— Begin —

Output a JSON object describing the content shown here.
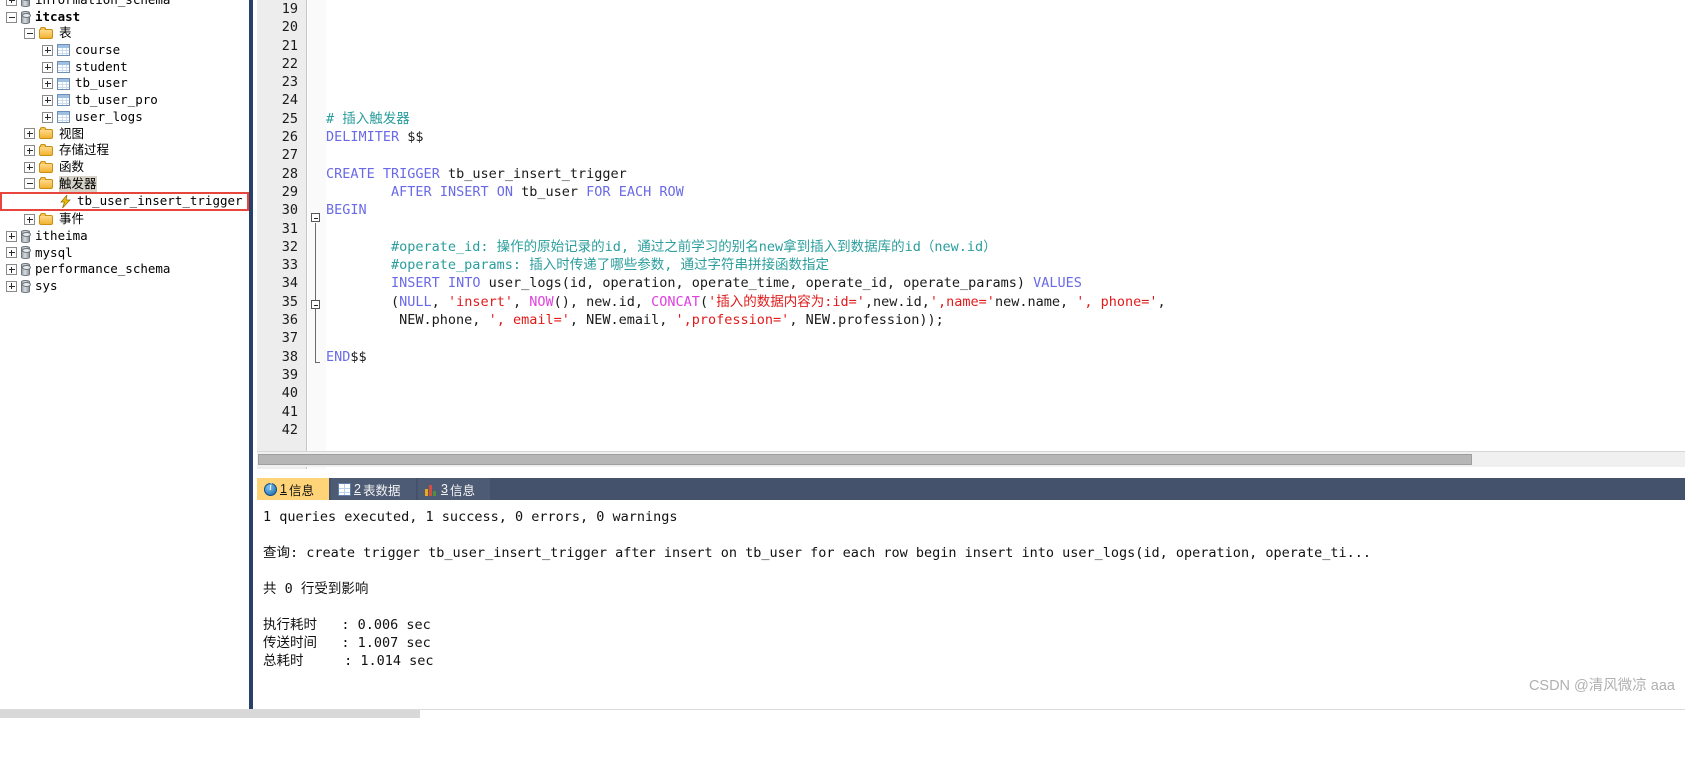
{
  "tree": {
    "nodes": [
      {
        "indent": 0,
        "toggle": "plus",
        "icon": "db-icon",
        "label": "information_schema",
        "clipped": true,
        "bold": false,
        "selected": false
      },
      {
        "indent": 0,
        "toggle": "minus",
        "icon": "db-icon",
        "label": "itcast",
        "clipped": false,
        "bold": true,
        "selected": false
      },
      {
        "indent": 1,
        "toggle": "minus",
        "icon": "folder-icon",
        "label": "表",
        "clipped": false,
        "bold": false,
        "selected": false
      },
      {
        "indent": 2,
        "toggle": "plus",
        "icon": "table-icon",
        "label": "course",
        "clipped": false,
        "bold": false,
        "selected": false
      },
      {
        "indent": 2,
        "toggle": "plus",
        "icon": "table-icon",
        "label": "student",
        "clipped": false,
        "bold": false,
        "selected": false
      },
      {
        "indent": 2,
        "toggle": "plus",
        "icon": "table-icon",
        "label": "tb_user",
        "clipped": false,
        "bold": false,
        "selected": false
      },
      {
        "indent": 2,
        "toggle": "plus",
        "icon": "table-icon",
        "label": "tb_user_pro",
        "clipped": false,
        "bold": false,
        "selected": false
      },
      {
        "indent": 2,
        "toggle": "plus",
        "icon": "table-icon",
        "label": "user_logs",
        "clipped": false,
        "bold": false,
        "selected": false
      },
      {
        "indent": 1,
        "toggle": "plus",
        "icon": "folder-icon",
        "label": "视图",
        "clipped": false,
        "bold": false,
        "selected": false
      },
      {
        "indent": 1,
        "toggle": "plus",
        "icon": "folder-icon",
        "label": "存储过程",
        "clipped": false,
        "bold": false,
        "selected": false
      },
      {
        "indent": 1,
        "toggle": "plus",
        "icon": "folder-icon",
        "label": "函数",
        "clipped": false,
        "bold": false,
        "selected": false
      },
      {
        "indent": 1,
        "toggle": "minus",
        "icon": "folder-icon",
        "label": "触发器",
        "clipped": false,
        "bold": false,
        "selected": true
      },
      {
        "indent": 2,
        "toggle": "none",
        "icon": "trigger-icon",
        "label": "tb_user_insert_trigger",
        "clipped": false,
        "bold": false,
        "selected": false,
        "highlight": true
      },
      {
        "indent": 1,
        "toggle": "plus",
        "icon": "folder-icon",
        "label": "事件",
        "clipped": false,
        "bold": false,
        "selected": false
      },
      {
        "indent": 0,
        "toggle": "plus",
        "icon": "db-icon",
        "label": "itheima",
        "clipped": false,
        "bold": false,
        "selected": false
      },
      {
        "indent": 0,
        "toggle": "plus",
        "icon": "db-icon",
        "label": "mysql",
        "clipped": false,
        "bold": false,
        "selected": false
      },
      {
        "indent": 0,
        "toggle": "plus",
        "icon": "db-icon",
        "label": "performance_schema",
        "clipped": false,
        "bold": false,
        "selected": false
      },
      {
        "indent": 0,
        "toggle": "plus",
        "icon": "db-icon",
        "label": "sys",
        "clipped": false,
        "bold": false,
        "selected": false
      }
    ]
  },
  "editor": {
    "first_line_number": 19,
    "last_line_number": 42,
    "line_numbers": [
      19,
      20,
      21,
      22,
      23,
      24,
      25,
      26,
      27,
      28,
      29,
      30,
      31,
      32,
      33,
      34,
      35,
      36,
      37,
      38,
      39,
      40,
      41,
      42
    ],
    "lines": [
      {
        "n": 19,
        "segments": []
      },
      {
        "n": 20,
        "segments": []
      },
      {
        "n": 21,
        "segments": []
      },
      {
        "n": 22,
        "segments": []
      },
      {
        "n": 23,
        "segments": []
      },
      {
        "n": 24,
        "segments": []
      },
      {
        "n": 25,
        "segments": [
          {
            "t": "# 插入触发器",
            "c": "cmt"
          }
        ]
      },
      {
        "n": 26,
        "segments": [
          {
            "t": "DELIMITER",
            "c": "kw"
          },
          {
            "t": " $$",
            "c": "pln"
          }
        ]
      },
      {
        "n": 27,
        "segments": []
      },
      {
        "n": 28,
        "segments": [
          {
            "t": "CREATE",
            "c": "kw"
          },
          {
            "t": " ",
            "c": "pln"
          },
          {
            "t": "TRIGGER",
            "c": "kw"
          },
          {
            "t": " tb_user_insert_trigger",
            "c": "pln"
          }
        ]
      },
      {
        "n": 29,
        "segments": [
          {
            "t": "        ",
            "c": "pln"
          },
          {
            "t": "AFTER",
            "c": "kw"
          },
          {
            "t": " ",
            "c": "pln"
          },
          {
            "t": "INSERT",
            "c": "kw"
          },
          {
            "t": " ",
            "c": "pln"
          },
          {
            "t": "ON",
            "c": "kw"
          },
          {
            "t": " tb_user ",
            "c": "pln"
          },
          {
            "t": "FOR",
            "c": "kw"
          },
          {
            "t": " ",
            "c": "pln"
          },
          {
            "t": "EACH",
            "c": "kw"
          },
          {
            "t": " ",
            "c": "pln"
          },
          {
            "t": "ROW",
            "c": "kw"
          }
        ]
      },
      {
        "n": 30,
        "segments": [
          {
            "t": "BEGIN",
            "c": "kw"
          }
        ]
      },
      {
        "n": 31,
        "segments": []
      },
      {
        "n": 32,
        "segments": [
          {
            "t": "        #operate_id: 操作的原始记录的id, 通过之前学习的别名new拿到插入到数据库的id（new.id）",
            "c": "cmt"
          }
        ]
      },
      {
        "n": 33,
        "segments": [
          {
            "t": "        #operate_params: 插入时传递了哪些参数, 通过字符串拼接函数指定",
            "c": "cmt"
          }
        ]
      },
      {
        "n": 34,
        "segments": [
          {
            "t": "        ",
            "c": "pln"
          },
          {
            "t": "INSERT",
            "c": "kw"
          },
          {
            "t": " ",
            "c": "pln"
          },
          {
            "t": "INTO",
            "c": "kw"
          },
          {
            "t": " user_logs(id, operation, operate_time, operate_id, operate_params) ",
            "c": "pln"
          },
          {
            "t": "VALUES",
            "c": "kw"
          }
        ]
      },
      {
        "n": 35,
        "segments": [
          {
            "t": "        (",
            "c": "pln"
          },
          {
            "t": "NULL",
            "c": "kw"
          },
          {
            "t": ", ",
            "c": "pln"
          },
          {
            "t": "'insert'",
            "c": "str"
          },
          {
            "t": ", ",
            "c": "pln"
          },
          {
            "t": "NOW",
            "c": "fn"
          },
          {
            "t": "(), new.id, ",
            "c": "pln"
          },
          {
            "t": "CONCAT",
            "c": "fn"
          },
          {
            "t": "(",
            "c": "pln"
          },
          {
            "t": "'插入的数据内容为:id='",
            "c": "str"
          },
          {
            "t": ",new.id,",
            "c": "pln"
          },
          {
            "t": "',name='",
            "c": "str"
          },
          {
            "t": "new.name, ",
            "c": "pln"
          },
          {
            "t": "', phone='",
            "c": "str"
          },
          {
            "t": ",",
            "c": "pln"
          }
        ]
      },
      {
        "n": 36,
        "segments": [
          {
            "t": "         NEW.phone, ",
            "c": "pln"
          },
          {
            "t": "', email='",
            "c": "str"
          },
          {
            "t": ", NEW.email, ",
            "c": "pln"
          },
          {
            "t": "',profession='",
            "c": "str"
          },
          {
            "t": ", NEW.profession));",
            "c": "pln"
          }
        ]
      },
      {
        "n": 37,
        "segments": []
      },
      {
        "n": 38,
        "segments": [
          {
            "t": "END",
            "c": "kw"
          },
          {
            "t": "$$",
            "c": "pln"
          }
        ]
      },
      {
        "n": 39,
        "segments": []
      },
      {
        "n": 40,
        "segments": []
      },
      {
        "n": 41,
        "segments": []
      },
      {
        "n": 42,
        "segments": []
      }
    ]
  },
  "result": {
    "tabs": [
      {
        "num": "1",
        "label": "信息",
        "icon": "info-icon",
        "active": true
      },
      {
        "num": "2",
        "label": "表数据",
        "icon": "grid-icon",
        "active": false
      },
      {
        "num": "3",
        "label": "信息",
        "icon": "chart-icon",
        "active": false
      }
    ],
    "lines": [
      "1 queries executed, 1 success, 0 errors, 0 warnings",
      "",
      "查询: create trigger tb_user_insert_trigger after insert on tb_user for each row begin insert into user_logs(id, operation, operate_ti...",
      "",
      "共 0 行受到影响",
      "",
      "执行耗时   : 0.006 sec",
      "传送时间   : 1.007 sec",
      "总耗时     : 1.014 sec"
    ]
  },
  "watermark": {
    "text": "CSDN @清风微凉 aaa"
  }
}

— End —

■ What you are asked to do ■
Look through the entries above; copy every line holding the string "operation".

■ Output for this exercise ■
            "t": " user_logs(id, operation, operate_time, operate_id, operate_params) ",
      "查询: create trigger tb_user_insert_trigger after insert on tb_user for each row begin insert into user_logs(id, operation, operate_ti...",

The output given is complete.